Problem statement
Extract each line of the material that follows exactly and omit its pictures.

Given records
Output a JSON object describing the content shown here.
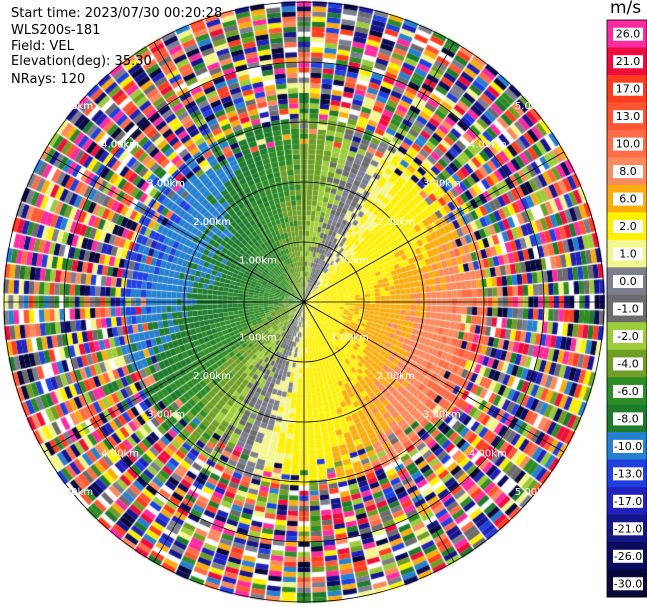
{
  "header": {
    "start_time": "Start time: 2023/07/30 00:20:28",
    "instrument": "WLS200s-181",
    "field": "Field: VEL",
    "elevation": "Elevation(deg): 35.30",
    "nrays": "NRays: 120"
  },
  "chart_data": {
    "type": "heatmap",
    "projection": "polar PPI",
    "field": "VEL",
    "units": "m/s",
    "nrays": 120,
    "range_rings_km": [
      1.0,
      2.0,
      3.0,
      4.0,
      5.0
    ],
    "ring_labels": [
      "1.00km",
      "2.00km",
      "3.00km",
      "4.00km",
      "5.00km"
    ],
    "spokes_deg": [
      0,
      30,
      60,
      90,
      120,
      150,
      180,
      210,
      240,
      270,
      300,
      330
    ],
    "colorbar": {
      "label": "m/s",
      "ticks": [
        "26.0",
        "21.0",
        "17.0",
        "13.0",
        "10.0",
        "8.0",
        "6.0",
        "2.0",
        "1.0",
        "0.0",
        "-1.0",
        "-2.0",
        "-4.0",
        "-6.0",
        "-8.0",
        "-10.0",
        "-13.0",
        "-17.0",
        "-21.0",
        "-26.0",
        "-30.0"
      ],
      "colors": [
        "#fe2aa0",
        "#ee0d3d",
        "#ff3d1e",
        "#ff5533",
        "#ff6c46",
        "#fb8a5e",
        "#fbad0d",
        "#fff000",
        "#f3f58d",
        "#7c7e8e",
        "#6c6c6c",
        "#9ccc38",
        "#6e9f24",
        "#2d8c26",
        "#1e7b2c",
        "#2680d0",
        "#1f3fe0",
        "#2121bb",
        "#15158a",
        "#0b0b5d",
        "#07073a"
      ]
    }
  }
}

Response to this exercise
Output a JSON object describing the content shown here.
{
  "header": {
    "start_time": "Start time: 2023/07/30 00:20:28",
    "instrument": "WLS200s-181",
    "field": "Field: VEL",
    "elevation": "Elevation(deg): 35.30",
    "nrays": "NRays: 120"
  },
  "chart_data": {
    "type": "heatmap",
    "projection": "polar PPI",
    "field": "VEL",
    "units": "m/s",
    "nrays": 120,
    "range_rings_km": [
      1.0,
      2.0,
      3.0,
      4.0,
      5.0
    ],
    "ring_labels": [
      "1.00km",
      "2.00km",
      "3.00km",
      "4.00km",
      "5.00km"
    ],
    "spokes_deg": [
      0,
      30,
      60,
      90,
      120,
      150,
      180,
      210,
      240,
      270,
      300,
      330
    ],
    "colorbar": {
      "label": "m/s",
      "ticks": [
        "26.0",
        "21.0",
        "17.0",
        "13.0",
        "10.0",
        "8.0",
        "6.0",
        "2.0",
        "1.0",
        "0.0",
        "-1.0",
        "-2.0",
        "-4.0",
        "-6.0",
        "-8.0",
        "-10.0",
        "-13.0",
        "-17.0",
        "-21.0",
        "-26.0",
        "-30.0"
      ],
      "colors": [
        "#fe2aa0",
        "#ee0d3d",
        "#ff3d1e",
        "#ff5533",
        "#ff6c46",
        "#fb8a5e",
        "#fbad0d",
        "#fff000",
        "#f3f58d",
        "#7c7e8e",
        "#6c6c6c",
        "#9ccc38",
        "#6e9f24",
        "#2d8c26",
        "#1e7b2c",
        "#2680d0",
        "#1f3fe0",
        "#2121bb",
        "#15158a",
        "#0b0b5d",
        "#07073a"
      ]
    }
  }
}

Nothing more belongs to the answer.